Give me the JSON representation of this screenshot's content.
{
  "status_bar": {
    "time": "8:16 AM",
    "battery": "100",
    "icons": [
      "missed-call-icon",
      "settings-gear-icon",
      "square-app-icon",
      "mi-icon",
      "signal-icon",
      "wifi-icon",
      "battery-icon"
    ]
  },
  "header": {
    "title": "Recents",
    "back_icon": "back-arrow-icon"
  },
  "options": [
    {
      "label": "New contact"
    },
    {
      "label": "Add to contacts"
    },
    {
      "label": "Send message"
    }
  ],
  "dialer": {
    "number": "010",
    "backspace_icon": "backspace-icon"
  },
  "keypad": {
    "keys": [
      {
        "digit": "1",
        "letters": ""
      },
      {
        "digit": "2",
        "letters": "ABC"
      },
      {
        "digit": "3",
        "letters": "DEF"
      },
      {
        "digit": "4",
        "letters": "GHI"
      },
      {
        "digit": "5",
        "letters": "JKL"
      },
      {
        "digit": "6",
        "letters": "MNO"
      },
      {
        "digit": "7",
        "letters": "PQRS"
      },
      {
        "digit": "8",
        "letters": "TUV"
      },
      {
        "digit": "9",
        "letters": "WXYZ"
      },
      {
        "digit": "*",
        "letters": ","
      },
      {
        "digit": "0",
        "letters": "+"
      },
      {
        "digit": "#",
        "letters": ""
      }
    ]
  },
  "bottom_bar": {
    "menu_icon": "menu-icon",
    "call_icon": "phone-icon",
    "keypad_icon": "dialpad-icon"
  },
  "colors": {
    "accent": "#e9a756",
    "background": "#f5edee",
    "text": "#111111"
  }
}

_WORK REQUIRED_:
Reproduce the records in full, exactly as written.

_TASK SOLUTION_:
Give me the JSON representation of this screenshot's content.
{
  "status_bar": {
    "time": "8:16 AM",
    "battery": "100",
    "icons": [
      "missed-call-icon",
      "settings-gear-icon",
      "square-app-icon",
      "mi-icon",
      "signal-icon",
      "wifi-icon",
      "battery-icon"
    ]
  },
  "header": {
    "title": "Recents",
    "back_icon": "back-arrow-icon"
  },
  "options": [
    {
      "label": "New contact"
    },
    {
      "label": "Add to contacts"
    },
    {
      "label": "Send message"
    }
  ],
  "dialer": {
    "number": "010",
    "backspace_icon": "backspace-icon"
  },
  "keypad": {
    "keys": [
      {
        "digit": "1",
        "letters": ""
      },
      {
        "digit": "2",
        "letters": "ABC"
      },
      {
        "digit": "3",
        "letters": "DEF"
      },
      {
        "digit": "4",
        "letters": "GHI"
      },
      {
        "digit": "5",
        "letters": "JKL"
      },
      {
        "digit": "6",
        "letters": "MNO"
      },
      {
        "digit": "7",
        "letters": "PQRS"
      },
      {
        "digit": "8",
        "letters": "TUV"
      },
      {
        "digit": "9",
        "letters": "WXYZ"
      },
      {
        "digit": "*",
        "letters": ","
      },
      {
        "digit": "0",
        "letters": "+"
      },
      {
        "digit": "#",
        "letters": ""
      }
    ]
  },
  "bottom_bar": {
    "menu_icon": "menu-icon",
    "call_icon": "phone-icon",
    "keypad_icon": "dialpad-icon"
  },
  "colors": {
    "accent": "#e9a756",
    "background": "#f5edee",
    "text": "#111111"
  }
}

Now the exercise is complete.